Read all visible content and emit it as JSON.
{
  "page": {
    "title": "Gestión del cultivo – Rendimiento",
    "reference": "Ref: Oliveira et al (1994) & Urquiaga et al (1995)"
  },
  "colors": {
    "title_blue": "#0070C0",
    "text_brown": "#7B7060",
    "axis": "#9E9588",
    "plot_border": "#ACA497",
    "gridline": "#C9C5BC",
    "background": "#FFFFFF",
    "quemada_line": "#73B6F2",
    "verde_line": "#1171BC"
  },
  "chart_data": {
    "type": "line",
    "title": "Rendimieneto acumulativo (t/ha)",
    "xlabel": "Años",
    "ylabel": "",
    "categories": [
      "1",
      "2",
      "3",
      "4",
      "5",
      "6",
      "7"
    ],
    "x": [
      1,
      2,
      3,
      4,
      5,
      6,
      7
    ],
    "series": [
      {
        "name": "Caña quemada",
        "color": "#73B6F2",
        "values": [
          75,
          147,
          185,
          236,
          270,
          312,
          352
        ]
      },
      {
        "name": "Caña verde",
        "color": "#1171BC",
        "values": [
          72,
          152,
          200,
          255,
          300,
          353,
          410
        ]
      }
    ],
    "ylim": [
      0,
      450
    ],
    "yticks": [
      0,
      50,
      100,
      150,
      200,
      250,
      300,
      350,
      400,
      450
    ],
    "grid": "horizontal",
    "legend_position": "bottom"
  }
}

******

PROBLEM DESCRIPTION
Set down all of the entries exactly, please.

THE OUTPUT
Read all visible content and emit it as JSON.
{
  "page": {
    "title": "Gestión del cultivo – Rendimiento",
    "reference": "Ref: Oliveira et al (1994) & Urquiaga et al (1995)"
  },
  "colors": {
    "title_blue": "#0070C0",
    "text_brown": "#7B7060",
    "axis": "#9E9588",
    "plot_border": "#ACA497",
    "gridline": "#C9C5BC",
    "background": "#FFFFFF",
    "quemada_line": "#73B6F2",
    "verde_line": "#1171BC"
  },
  "chart_data": {
    "type": "line",
    "title": "Rendimieneto acumulativo (t/ha)",
    "xlabel": "Años",
    "ylabel": "",
    "categories": [
      "1",
      "2",
      "3",
      "4",
      "5",
      "6",
      "7"
    ],
    "x": [
      1,
      2,
      3,
      4,
      5,
      6,
      7
    ],
    "series": [
      {
        "name": "Caña quemada",
        "color": "#73B6F2",
        "values": [
          75,
          147,
          185,
          236,
          270,
          312,
          352
        ]
      },
      {
        "name": "Caña verde",
        "color": "#1171BC",
        "values": [
          72,
          152,
          200,
          255,
          300,
          353,
          410
        ]
      }
    ],
    "ylim": [
      0,
      450
    ],
    "yticks": [
      0,
      50,
      100,
      150,
      200,
      250,
      300,
      350,
      400,
      450
    ],
    "grid": "horizontal",
    "legend_position": "bottom"
  }
}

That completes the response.